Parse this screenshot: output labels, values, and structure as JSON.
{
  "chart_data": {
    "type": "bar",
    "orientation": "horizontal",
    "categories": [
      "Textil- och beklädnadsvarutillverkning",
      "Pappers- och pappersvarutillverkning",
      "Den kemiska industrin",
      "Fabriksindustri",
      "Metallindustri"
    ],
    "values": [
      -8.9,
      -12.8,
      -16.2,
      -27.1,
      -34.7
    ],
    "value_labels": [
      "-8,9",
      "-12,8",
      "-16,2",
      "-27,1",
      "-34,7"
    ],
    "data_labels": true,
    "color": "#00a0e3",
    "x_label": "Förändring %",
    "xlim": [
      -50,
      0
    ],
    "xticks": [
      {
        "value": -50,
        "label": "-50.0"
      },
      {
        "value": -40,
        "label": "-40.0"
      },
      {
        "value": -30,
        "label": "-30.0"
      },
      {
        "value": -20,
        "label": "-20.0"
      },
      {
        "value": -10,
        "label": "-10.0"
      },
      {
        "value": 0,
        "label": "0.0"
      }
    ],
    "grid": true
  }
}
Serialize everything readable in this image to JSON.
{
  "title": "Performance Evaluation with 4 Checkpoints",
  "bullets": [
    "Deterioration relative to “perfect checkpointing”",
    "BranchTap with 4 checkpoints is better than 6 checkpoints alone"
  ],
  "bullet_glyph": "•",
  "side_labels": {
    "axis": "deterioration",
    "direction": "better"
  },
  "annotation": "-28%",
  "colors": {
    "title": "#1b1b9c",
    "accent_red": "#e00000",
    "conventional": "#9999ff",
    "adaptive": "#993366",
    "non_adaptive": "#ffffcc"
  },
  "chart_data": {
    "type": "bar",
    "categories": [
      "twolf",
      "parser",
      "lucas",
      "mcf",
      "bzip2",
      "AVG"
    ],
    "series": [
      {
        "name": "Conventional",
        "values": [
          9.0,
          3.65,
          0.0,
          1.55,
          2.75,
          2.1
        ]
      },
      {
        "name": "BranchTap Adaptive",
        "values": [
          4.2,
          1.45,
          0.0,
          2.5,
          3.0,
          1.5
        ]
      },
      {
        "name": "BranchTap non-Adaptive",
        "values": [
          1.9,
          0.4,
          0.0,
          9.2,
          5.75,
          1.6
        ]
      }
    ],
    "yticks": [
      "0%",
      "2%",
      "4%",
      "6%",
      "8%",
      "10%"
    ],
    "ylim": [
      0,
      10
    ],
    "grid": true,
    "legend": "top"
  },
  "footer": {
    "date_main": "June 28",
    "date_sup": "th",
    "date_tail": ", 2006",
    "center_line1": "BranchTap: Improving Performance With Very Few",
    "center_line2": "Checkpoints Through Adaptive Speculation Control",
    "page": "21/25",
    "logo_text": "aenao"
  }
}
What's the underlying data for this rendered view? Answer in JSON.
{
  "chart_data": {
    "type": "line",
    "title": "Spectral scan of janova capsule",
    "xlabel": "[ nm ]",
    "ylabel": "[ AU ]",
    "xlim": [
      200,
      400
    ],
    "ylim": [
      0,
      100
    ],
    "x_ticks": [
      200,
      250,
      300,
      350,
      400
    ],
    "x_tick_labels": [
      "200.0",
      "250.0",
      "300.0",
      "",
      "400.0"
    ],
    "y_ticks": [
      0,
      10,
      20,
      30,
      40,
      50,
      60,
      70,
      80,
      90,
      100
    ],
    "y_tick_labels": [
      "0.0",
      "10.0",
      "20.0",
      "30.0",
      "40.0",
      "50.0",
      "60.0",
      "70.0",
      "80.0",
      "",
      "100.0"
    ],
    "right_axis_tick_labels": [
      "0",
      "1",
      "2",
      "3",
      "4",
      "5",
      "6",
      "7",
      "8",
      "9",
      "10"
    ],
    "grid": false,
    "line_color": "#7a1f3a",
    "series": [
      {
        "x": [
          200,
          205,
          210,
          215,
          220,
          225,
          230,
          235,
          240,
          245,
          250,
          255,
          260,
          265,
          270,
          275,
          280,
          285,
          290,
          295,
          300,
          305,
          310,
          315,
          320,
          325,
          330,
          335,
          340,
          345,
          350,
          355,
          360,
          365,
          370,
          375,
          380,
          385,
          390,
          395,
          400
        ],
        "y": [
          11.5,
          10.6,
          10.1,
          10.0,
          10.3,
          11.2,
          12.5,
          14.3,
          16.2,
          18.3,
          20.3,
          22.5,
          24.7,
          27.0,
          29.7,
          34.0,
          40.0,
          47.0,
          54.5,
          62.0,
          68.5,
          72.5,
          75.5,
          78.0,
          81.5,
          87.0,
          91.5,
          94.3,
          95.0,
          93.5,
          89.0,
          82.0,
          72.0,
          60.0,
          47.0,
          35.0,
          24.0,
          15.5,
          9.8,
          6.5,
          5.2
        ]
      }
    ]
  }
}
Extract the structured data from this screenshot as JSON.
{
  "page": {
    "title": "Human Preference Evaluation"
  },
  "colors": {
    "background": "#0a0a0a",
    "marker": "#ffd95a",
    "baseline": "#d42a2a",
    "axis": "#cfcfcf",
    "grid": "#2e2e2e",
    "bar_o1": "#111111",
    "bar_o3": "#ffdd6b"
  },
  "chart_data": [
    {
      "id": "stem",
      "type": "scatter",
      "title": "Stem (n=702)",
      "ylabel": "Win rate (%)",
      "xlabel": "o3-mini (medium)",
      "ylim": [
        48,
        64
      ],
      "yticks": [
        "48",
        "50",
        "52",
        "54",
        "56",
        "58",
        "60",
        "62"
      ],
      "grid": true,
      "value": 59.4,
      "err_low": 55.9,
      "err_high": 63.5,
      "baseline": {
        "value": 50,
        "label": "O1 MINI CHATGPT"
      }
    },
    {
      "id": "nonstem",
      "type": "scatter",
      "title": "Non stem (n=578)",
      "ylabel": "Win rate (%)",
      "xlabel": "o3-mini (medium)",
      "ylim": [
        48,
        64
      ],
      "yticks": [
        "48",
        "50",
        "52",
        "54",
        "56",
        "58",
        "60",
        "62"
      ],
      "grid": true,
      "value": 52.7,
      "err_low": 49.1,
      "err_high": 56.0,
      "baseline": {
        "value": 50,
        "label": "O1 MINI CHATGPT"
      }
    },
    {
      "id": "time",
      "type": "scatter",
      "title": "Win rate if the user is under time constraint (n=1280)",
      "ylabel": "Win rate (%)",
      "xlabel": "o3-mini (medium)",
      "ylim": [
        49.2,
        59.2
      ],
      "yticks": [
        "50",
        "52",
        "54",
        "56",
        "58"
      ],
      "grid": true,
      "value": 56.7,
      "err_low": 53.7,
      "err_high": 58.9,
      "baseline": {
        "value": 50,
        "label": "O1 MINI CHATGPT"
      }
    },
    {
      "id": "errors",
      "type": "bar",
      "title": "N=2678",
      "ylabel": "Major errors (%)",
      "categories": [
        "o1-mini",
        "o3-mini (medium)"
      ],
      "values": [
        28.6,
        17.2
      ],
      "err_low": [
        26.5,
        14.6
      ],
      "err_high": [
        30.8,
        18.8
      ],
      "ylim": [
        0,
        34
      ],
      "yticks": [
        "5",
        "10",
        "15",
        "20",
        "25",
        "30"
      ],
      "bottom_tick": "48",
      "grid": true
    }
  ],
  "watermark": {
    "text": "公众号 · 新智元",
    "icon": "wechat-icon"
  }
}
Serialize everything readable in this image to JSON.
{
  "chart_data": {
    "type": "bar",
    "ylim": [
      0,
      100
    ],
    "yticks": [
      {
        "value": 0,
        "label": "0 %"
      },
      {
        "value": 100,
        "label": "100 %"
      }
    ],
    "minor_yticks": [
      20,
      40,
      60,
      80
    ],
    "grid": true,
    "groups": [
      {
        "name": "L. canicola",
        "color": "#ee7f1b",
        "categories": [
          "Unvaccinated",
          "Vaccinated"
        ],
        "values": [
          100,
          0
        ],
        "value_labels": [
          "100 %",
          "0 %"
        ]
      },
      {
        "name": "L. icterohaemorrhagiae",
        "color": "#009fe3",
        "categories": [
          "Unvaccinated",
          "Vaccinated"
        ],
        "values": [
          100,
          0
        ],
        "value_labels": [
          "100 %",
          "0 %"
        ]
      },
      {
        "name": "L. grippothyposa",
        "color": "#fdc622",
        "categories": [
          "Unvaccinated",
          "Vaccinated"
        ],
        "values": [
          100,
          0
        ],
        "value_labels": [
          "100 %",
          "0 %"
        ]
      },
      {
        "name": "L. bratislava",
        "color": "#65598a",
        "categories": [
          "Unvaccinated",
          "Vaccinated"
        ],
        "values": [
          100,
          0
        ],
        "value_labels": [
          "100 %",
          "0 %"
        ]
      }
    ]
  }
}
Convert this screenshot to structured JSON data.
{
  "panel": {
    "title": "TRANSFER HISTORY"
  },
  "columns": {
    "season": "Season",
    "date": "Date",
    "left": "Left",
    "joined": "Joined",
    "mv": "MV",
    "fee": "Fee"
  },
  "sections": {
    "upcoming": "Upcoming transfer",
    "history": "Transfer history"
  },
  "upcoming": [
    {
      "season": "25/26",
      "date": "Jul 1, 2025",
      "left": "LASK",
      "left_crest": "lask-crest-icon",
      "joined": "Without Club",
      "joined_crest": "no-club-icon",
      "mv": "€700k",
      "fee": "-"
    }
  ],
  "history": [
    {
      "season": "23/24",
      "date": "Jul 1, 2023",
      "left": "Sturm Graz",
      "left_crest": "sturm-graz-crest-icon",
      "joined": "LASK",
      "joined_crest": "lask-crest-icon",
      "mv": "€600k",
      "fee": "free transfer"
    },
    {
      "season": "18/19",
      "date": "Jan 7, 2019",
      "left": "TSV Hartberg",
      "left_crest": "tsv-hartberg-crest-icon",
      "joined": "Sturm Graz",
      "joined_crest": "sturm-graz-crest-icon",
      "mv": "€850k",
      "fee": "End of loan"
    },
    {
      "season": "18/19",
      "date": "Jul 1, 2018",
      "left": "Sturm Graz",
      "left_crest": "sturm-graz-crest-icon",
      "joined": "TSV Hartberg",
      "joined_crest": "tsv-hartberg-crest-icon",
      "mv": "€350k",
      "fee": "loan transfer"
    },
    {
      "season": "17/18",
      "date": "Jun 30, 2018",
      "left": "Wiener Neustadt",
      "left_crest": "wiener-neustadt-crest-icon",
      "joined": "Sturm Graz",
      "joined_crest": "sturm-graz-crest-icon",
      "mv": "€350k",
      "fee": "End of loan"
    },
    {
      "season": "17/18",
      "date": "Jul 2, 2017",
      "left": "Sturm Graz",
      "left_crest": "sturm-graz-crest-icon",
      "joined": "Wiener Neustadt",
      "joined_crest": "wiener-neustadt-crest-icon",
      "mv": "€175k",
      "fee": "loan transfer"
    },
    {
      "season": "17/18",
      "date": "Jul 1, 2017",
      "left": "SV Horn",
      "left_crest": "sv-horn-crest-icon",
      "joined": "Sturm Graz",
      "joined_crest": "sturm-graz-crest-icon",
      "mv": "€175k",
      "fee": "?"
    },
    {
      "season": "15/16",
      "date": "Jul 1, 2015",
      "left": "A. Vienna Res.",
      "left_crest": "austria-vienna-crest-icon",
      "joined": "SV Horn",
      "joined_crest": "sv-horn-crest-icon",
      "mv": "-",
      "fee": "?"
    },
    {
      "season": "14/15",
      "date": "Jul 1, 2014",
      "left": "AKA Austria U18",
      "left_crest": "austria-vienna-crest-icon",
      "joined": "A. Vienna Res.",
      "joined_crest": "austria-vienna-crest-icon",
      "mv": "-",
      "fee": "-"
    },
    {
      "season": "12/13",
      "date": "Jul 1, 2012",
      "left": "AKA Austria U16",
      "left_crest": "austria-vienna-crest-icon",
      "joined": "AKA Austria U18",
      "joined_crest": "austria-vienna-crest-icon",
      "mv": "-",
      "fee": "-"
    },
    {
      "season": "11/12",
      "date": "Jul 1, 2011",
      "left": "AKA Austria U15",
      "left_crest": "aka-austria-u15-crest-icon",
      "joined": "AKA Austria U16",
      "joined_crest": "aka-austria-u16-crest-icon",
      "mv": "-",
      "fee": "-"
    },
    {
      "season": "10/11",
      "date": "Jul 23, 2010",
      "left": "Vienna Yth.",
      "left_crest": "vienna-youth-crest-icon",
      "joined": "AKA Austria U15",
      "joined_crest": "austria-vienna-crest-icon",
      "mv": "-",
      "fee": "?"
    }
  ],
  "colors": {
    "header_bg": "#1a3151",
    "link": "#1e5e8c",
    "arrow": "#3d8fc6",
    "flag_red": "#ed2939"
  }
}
+ + + + + + +
• **Short problem**:
Search the listing for the word "upcoming" and return each line that holds it.

• **Full solution**:
    "upcoming": "Upcoming transfer",
  "upcoming": [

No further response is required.